─── Data to use

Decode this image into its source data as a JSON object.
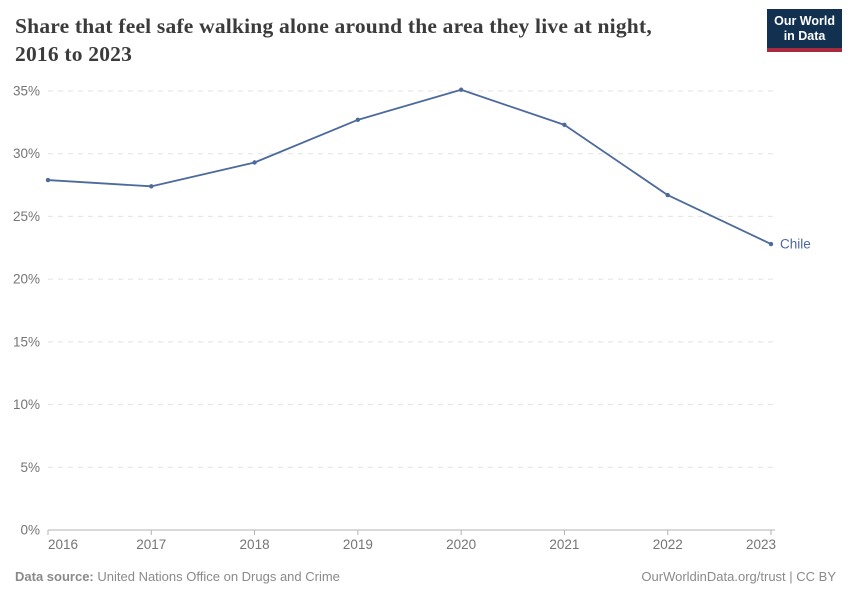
{
  "header": {
    "title_line1": "Share that feel safe walking alone around the area they live at night,",
    "title_line2": "2016 to 2023",
    "logo": {
      "line1": "Our World",
      "line2": "in Data"
    }
  },
  "chart_data": {
    "type": "line",
    "title": "Share that feel safe walking alone around the area they live at night, 2016 to 2023",
    "x": [
      2016,
      2017,
      2018,
      2019,
      2020,
      2021,
      2022,
      2023
    ],
    "xtick_labels": [
      "2016",
      "2017",
      "2018",
      "2019",
      "2020",
      "2021",
      "2022",
      "2023"
    ],
    "series": [
      {
        "name": "Chile",
        "values": [
          27.9,
          27.4,
          29.3,
          32.7,
          35.1,
          32.3,
          26.7,
          22.8
        ],
        "color": "#4c6a9c"
      }
    ],
    "ylim": [
      0,
      35
    ],
    "yticks": [
      0,
      5,
      10,
      15,
      20,
      25,
      30,
      35
    ],
    "ytick_suffix": "%",
    "grid": "horizontal-dashed",
    "legend": "end-of-line entity label"
  },
  "footer": {
    "source_label": "Data source:",
    "source_text": "United Nations Office on Drugs and Crime",
    "attribution": "OurWorldinData.org/trust | CC BY"
  },
  "colors": {
    "line": "#4c6a9c",
    "entity_label": "#4c6a9c",
    "grid": "#e2e2e2",
    "axis": "#b3b3b3",
    "tick_label": "#757575",
    "title": "#3b3b3b",
    "footer_text": "#8a8a8a",
    "logo_bg": "#12304f",
    "logo_accent": "#a82a3f"
  }
}
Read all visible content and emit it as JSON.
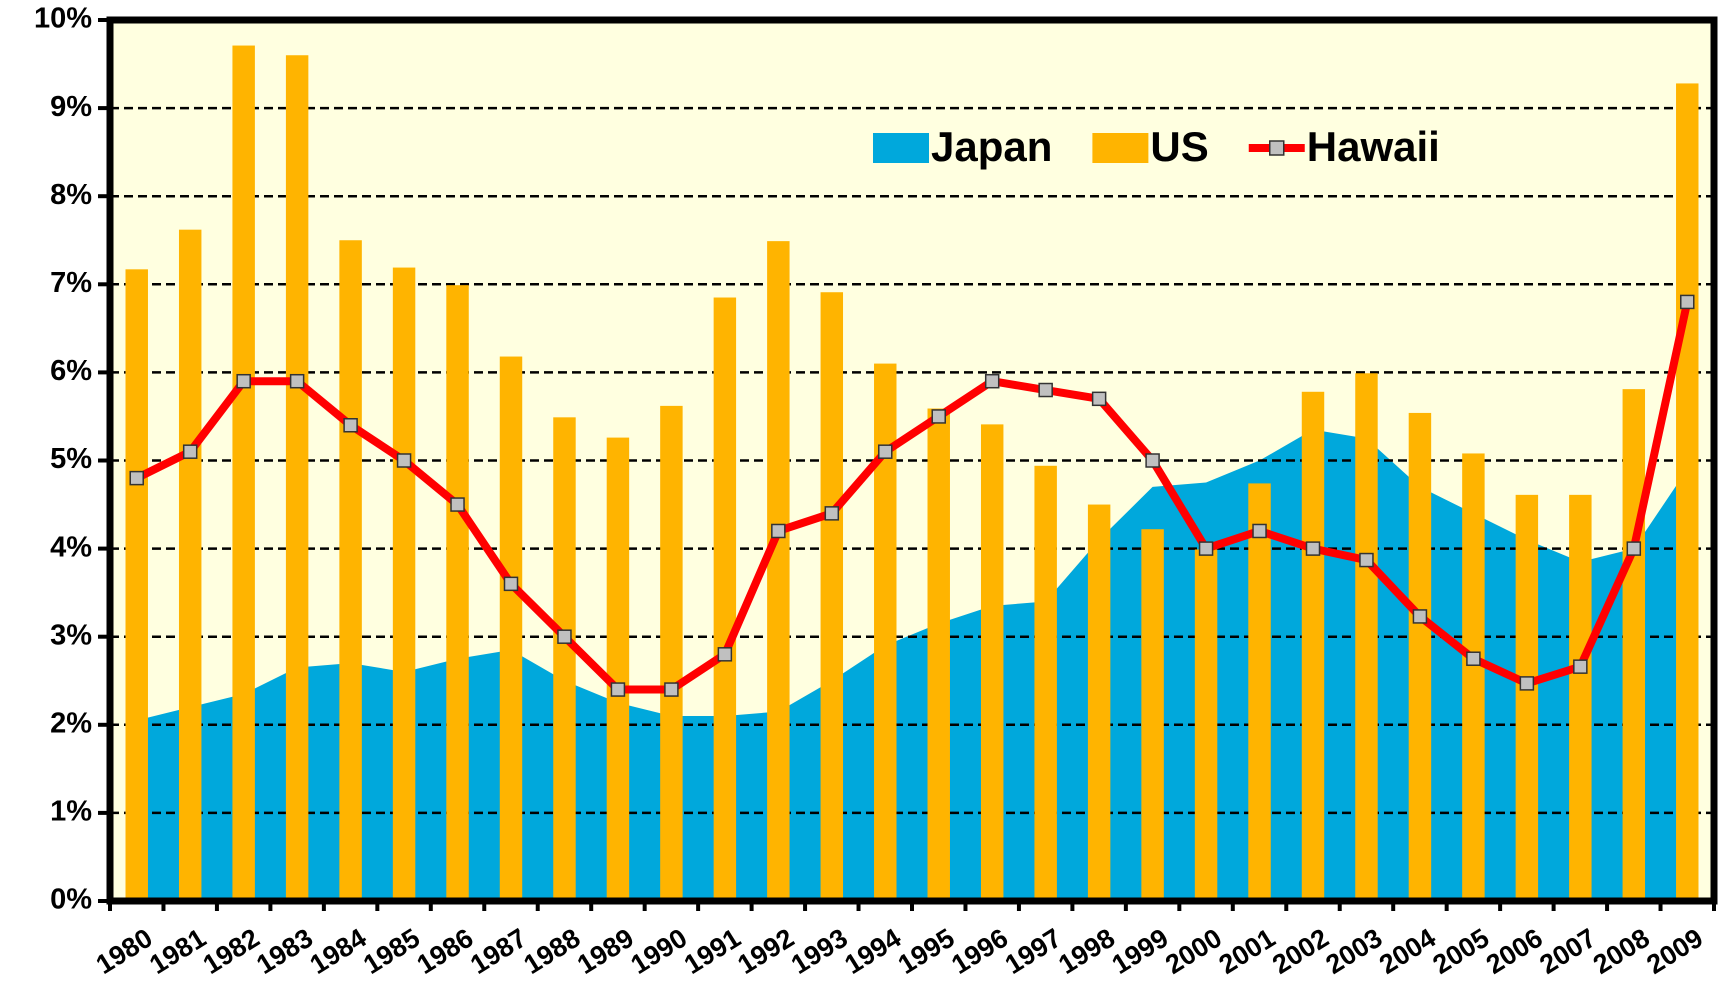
{
  "chart_data": {
    "type": "combo",
    "categories": [
      "1980",
      "1981",
      "1982",
      "1983",
      "1984",
      "1985",
      "1986",
      "1987",
      "1988",
      "1989",
      "1990",
      "1991",
      "1992",
      "1993",
      "1994",
      "1995",
      "1996",
      "1997",
      "1998",
      "1999",
      "2000",
      "2001",
      "2002",
      "2003",
      "2004",
      "2005",
      "2006",
      "2007",
      "2008",
      "2009"
    ],
    "series": [
      {
        "name": "Japan",
        "type": "area",
        "color": "#00a8dc",
        "values": [
          2.05,
          2.2,
          2.35,
          2.65,
          2.7,
          2.6,
          2.75,
          2.85,
          2.5,
          2.25,
          2.1,
          2.1,
          2.15,
          2.5,
          2.9,
          3.15,
          3.35,
          3.4,
          4.1,
          4.7,
          4.75,
          5.0,
          5.35,
          5.25,
          4.7,
          4.4,
          4.1,
          3.85,
          4.0,
          4.9
        ]
      },
      {
        "name": "US",
        "type": "bar",
        "color": "#ffb400",
        "values": [
          7.17,
          7.62,
          9.71,
          9.6,
          7.5,
          7.19,
          6.99,
          6.18,
          5.49,
          5.26,
          5.62,
          6.85,
          7.49,
          6.91,
          6.1,
          5.59,
          5.41,
          4.94,
          4.5,
          4.22,
          3.99,
          4.74,
          5.78,
          5.99,
          5.54,
          5.08,
          4.61,
          4.61,
          5.81,
          9.28
        ]
      },
      {
        "name": "Hawaii",
        "type": "line",
        "color": "#ff0000",
        "values": [
          4.8,
          5.1,
          5.9,
          5.9,
          5.4,
          5.0,
          4.5,
          3.6,
          3.0,
          2.4,
          2.4,
          2.8,
          4.2,
          4.4,
          5.1,
          5.5,
          5.9,
          5.8,
          5.7,
          5.0,
          4.0,
          4.2,
          4.0,
          3.87,
          3.23,
          2.75,
          2.47,
          2.66,
          4.0,
          6.8
        ]
      }
    ],
    "ylim": [
      0,
      10
    ],
    "yticks": [
      {
        "value": 0,
        "label": "0%"
      },
      {
        "value": 1,
        "label": "1%"
      },
      {
        "value": 2,
        "label": "2%"
      },
      {
        "value": 3,
        "label": "3%"
      },
      {
        "value": 4,
        "label": "4%"
      },
      {
        "value": 5,
        "label": "5%"
      },
      {
        "value": 6,
        "label": "6%"
      },
      {
        "value": 7,
        "label": "7%"
      },
      {
        "value": 8,
        "label": "8%"
      },
      {
        "value": 9,
        "label": "9%"
      },
      {
        "value": 10,
        "label": "10%"
      }
    ],
    "grid": true,
    "legend": "upper center"
  }
}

──────

◆ **Given exercise**
A line counts if it holds the word "they". Work out how many lines in the listing count, and give only that number.

◆ **Task solution**
2